## The exercise
How many lines of these records hold the string "Praha"? Reply with the number alone.

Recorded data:
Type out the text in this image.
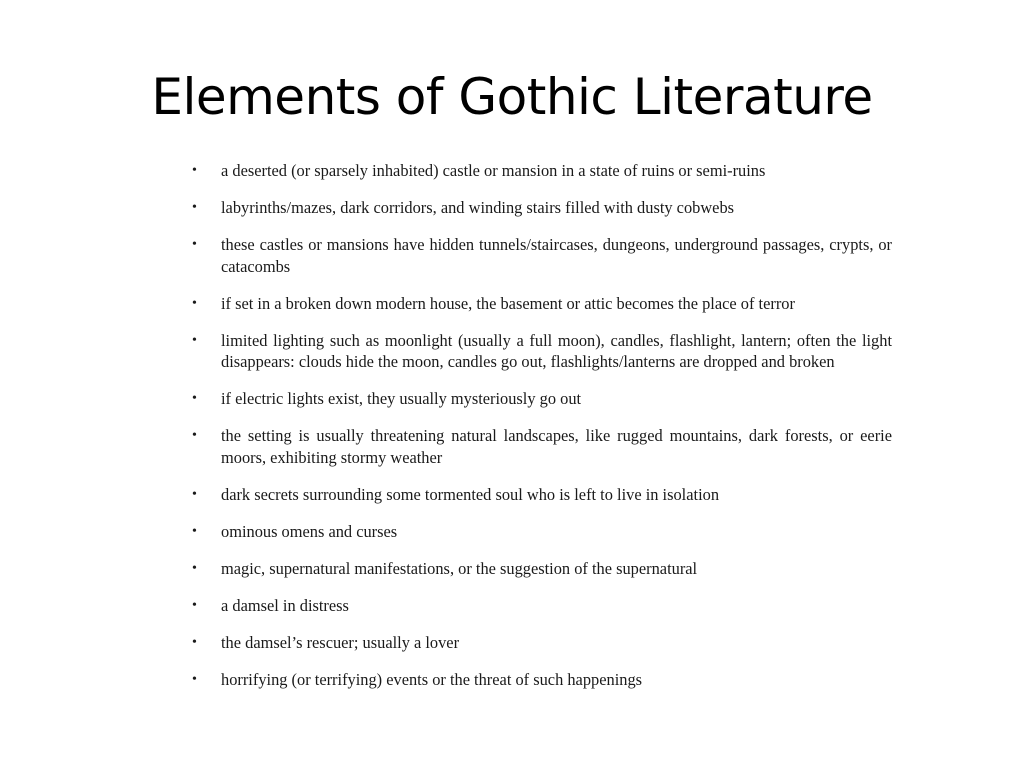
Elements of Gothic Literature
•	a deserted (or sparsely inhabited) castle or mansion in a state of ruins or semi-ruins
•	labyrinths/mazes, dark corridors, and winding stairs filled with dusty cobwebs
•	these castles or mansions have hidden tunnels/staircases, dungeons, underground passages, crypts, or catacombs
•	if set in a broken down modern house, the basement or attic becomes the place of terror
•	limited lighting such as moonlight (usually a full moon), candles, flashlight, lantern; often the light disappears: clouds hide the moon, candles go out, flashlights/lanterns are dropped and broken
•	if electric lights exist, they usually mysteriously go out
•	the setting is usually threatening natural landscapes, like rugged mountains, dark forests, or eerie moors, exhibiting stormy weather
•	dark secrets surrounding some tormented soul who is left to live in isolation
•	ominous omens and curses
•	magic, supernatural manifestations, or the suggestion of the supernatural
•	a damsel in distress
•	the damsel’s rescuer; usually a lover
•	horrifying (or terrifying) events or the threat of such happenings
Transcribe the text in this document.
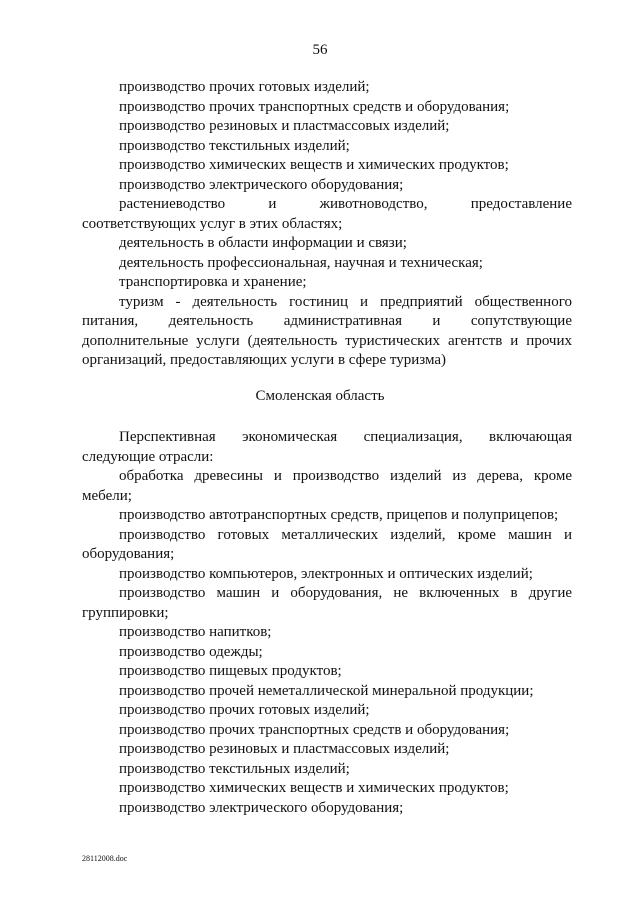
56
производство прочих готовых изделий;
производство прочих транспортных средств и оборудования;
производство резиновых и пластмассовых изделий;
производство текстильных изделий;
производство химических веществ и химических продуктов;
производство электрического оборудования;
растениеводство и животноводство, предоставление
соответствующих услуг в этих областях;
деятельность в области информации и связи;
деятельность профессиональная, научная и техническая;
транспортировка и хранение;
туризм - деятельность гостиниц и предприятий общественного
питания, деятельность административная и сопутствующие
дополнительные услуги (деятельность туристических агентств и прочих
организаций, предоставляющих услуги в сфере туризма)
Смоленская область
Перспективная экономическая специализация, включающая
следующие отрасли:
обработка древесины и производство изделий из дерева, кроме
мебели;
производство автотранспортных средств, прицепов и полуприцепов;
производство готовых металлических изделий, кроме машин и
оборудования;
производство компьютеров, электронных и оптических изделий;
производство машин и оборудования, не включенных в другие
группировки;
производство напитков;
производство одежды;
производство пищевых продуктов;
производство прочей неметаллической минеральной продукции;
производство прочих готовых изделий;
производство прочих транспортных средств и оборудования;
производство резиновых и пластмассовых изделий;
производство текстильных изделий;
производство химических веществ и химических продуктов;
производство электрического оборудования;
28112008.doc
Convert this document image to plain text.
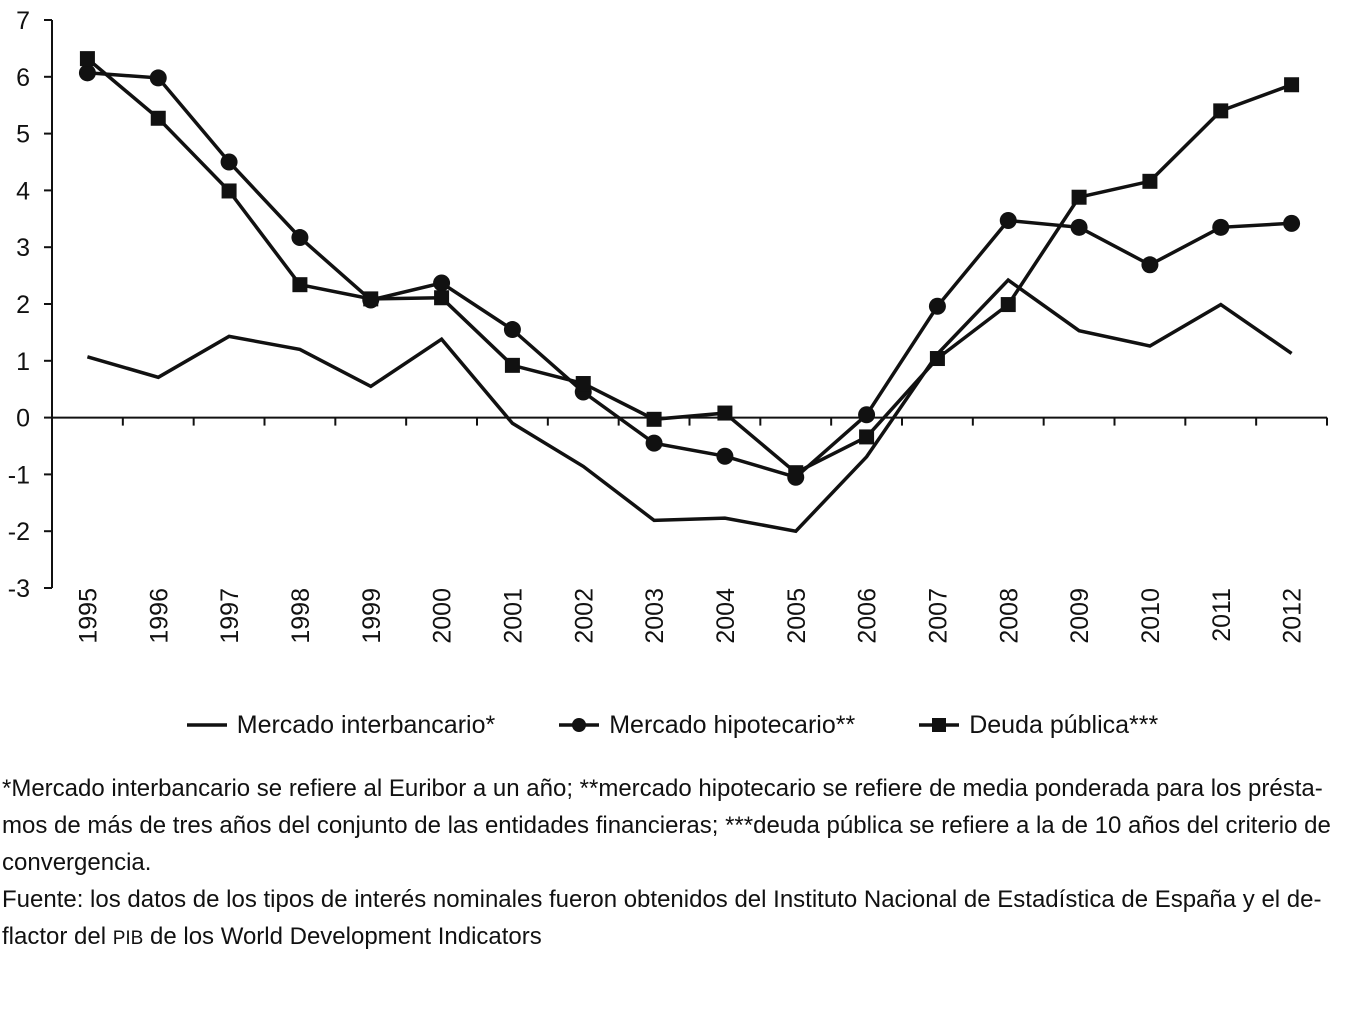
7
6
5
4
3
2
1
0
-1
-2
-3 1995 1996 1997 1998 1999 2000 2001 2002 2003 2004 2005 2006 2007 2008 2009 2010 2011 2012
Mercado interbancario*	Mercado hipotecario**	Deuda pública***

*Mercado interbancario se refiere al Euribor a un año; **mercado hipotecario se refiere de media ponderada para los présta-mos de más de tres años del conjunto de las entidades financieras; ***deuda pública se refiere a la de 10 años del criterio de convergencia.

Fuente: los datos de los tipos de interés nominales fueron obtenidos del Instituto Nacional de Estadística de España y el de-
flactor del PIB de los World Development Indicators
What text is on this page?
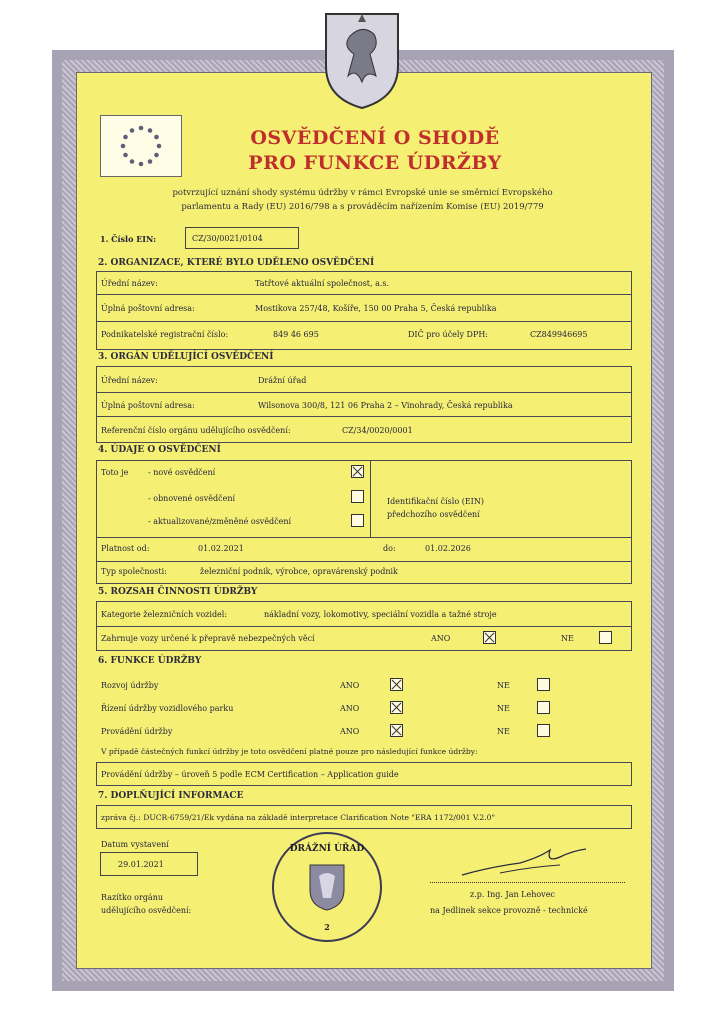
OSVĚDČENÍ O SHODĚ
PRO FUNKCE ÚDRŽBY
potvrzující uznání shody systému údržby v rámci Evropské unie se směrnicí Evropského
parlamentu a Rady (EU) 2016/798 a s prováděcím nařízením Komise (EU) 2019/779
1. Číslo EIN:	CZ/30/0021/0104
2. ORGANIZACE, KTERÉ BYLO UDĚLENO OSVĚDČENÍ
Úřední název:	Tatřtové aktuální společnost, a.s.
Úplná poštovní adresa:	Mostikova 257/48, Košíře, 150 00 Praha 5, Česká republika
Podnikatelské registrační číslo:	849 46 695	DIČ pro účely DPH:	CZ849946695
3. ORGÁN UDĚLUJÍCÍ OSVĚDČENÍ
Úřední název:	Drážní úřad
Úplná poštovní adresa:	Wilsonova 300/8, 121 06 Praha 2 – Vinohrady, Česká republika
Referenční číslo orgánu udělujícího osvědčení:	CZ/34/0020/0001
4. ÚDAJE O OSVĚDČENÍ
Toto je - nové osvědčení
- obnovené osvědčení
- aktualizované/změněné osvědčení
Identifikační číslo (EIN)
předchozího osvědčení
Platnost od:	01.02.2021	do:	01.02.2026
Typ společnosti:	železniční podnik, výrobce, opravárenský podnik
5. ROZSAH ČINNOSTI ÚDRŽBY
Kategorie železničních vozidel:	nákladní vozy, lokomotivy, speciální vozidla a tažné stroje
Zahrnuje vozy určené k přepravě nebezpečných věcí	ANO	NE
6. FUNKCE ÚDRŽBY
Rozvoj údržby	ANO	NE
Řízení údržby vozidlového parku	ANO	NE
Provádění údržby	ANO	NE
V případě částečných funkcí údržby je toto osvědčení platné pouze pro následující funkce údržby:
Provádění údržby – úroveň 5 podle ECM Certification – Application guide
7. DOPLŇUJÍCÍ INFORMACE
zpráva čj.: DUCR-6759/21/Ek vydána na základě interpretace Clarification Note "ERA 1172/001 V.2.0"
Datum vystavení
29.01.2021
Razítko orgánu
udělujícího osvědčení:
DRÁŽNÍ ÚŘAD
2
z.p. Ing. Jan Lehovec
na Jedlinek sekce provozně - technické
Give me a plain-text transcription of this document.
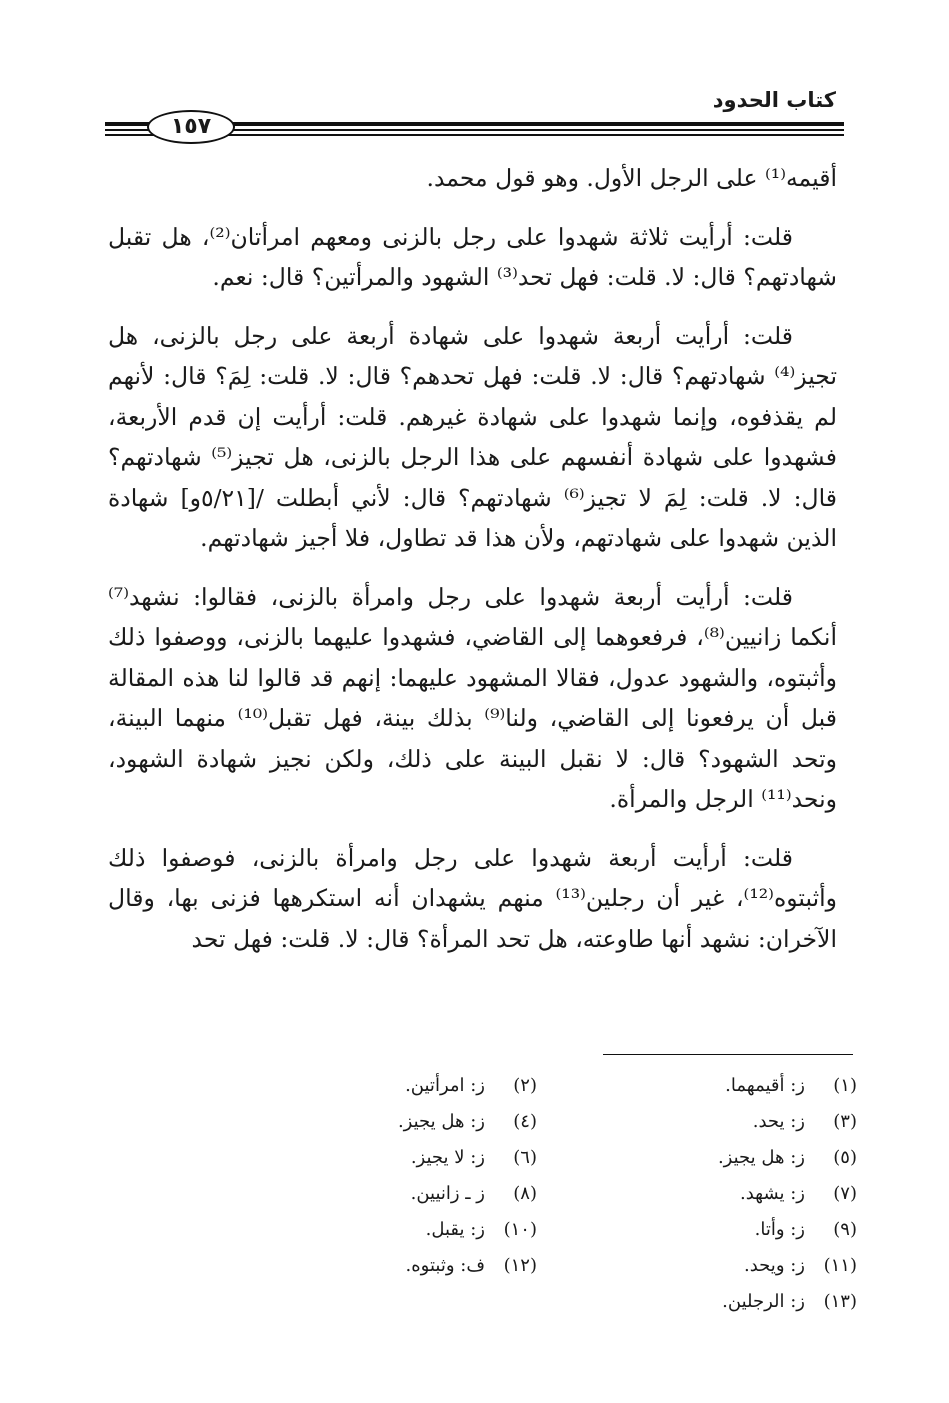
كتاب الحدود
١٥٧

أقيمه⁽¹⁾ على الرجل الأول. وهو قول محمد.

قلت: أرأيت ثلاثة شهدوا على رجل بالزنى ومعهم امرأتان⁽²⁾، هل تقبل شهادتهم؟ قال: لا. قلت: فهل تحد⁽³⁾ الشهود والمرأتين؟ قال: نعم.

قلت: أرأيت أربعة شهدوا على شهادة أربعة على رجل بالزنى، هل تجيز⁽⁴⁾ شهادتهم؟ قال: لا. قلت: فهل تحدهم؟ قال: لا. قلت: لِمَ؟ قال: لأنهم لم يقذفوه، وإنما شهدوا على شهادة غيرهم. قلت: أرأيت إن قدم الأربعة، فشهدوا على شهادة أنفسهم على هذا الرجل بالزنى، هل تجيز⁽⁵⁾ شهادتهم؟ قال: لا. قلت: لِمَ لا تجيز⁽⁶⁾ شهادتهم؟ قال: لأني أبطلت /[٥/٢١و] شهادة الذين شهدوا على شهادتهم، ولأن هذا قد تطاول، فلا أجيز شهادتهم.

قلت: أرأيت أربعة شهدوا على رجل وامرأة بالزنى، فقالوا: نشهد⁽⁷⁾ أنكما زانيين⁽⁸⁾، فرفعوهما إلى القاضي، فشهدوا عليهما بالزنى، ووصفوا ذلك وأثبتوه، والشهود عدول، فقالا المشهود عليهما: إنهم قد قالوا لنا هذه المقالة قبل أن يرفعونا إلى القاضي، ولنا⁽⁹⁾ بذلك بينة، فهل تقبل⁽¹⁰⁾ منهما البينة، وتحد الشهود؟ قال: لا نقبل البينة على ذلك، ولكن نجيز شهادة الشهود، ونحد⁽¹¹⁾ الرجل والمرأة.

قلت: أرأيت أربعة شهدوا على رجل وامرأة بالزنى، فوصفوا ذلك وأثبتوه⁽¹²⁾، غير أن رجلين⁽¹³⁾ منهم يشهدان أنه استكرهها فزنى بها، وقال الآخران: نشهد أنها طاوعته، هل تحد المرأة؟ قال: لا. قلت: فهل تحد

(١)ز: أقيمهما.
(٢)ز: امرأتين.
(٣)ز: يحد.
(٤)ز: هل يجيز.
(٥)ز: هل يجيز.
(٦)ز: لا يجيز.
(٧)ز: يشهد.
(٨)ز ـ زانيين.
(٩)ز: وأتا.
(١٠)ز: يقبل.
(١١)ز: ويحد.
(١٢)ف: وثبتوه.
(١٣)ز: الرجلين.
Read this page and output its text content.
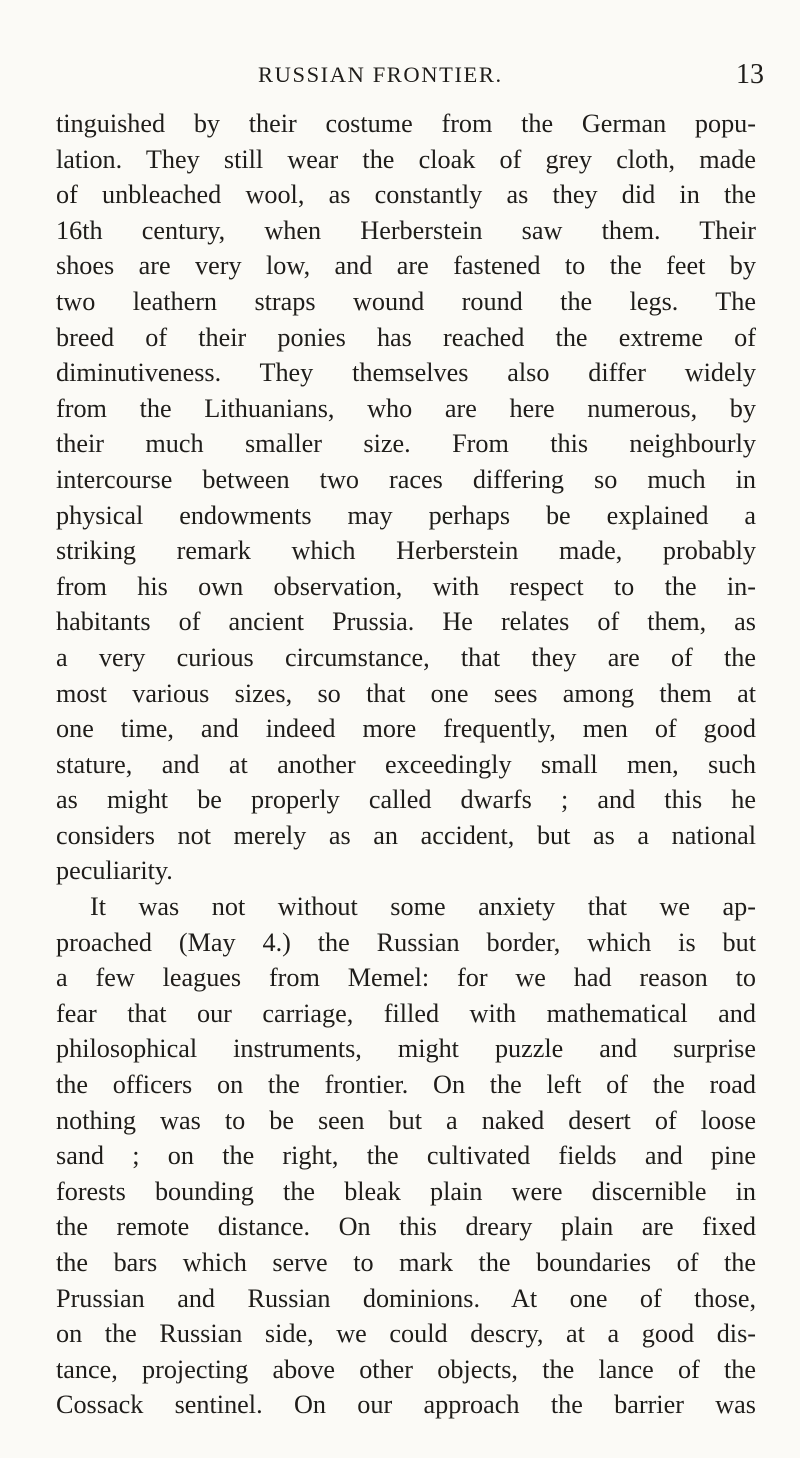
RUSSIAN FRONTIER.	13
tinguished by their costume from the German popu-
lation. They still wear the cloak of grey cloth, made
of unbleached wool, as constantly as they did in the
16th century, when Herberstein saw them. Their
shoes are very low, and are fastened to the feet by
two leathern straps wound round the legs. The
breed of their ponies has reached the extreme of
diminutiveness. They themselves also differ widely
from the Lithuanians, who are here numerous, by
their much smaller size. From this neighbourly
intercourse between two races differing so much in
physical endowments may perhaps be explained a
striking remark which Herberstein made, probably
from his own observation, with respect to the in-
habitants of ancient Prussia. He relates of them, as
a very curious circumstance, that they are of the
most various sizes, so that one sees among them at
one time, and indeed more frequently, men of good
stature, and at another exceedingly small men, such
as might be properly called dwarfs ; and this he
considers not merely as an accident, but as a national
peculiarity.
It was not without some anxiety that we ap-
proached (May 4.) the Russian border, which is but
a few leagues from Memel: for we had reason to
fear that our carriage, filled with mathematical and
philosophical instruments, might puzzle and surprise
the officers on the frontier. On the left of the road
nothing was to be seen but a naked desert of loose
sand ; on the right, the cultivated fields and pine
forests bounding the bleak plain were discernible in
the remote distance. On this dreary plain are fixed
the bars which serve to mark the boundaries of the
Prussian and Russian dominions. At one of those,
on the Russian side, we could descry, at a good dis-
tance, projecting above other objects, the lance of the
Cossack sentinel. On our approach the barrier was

## Completed exercise
2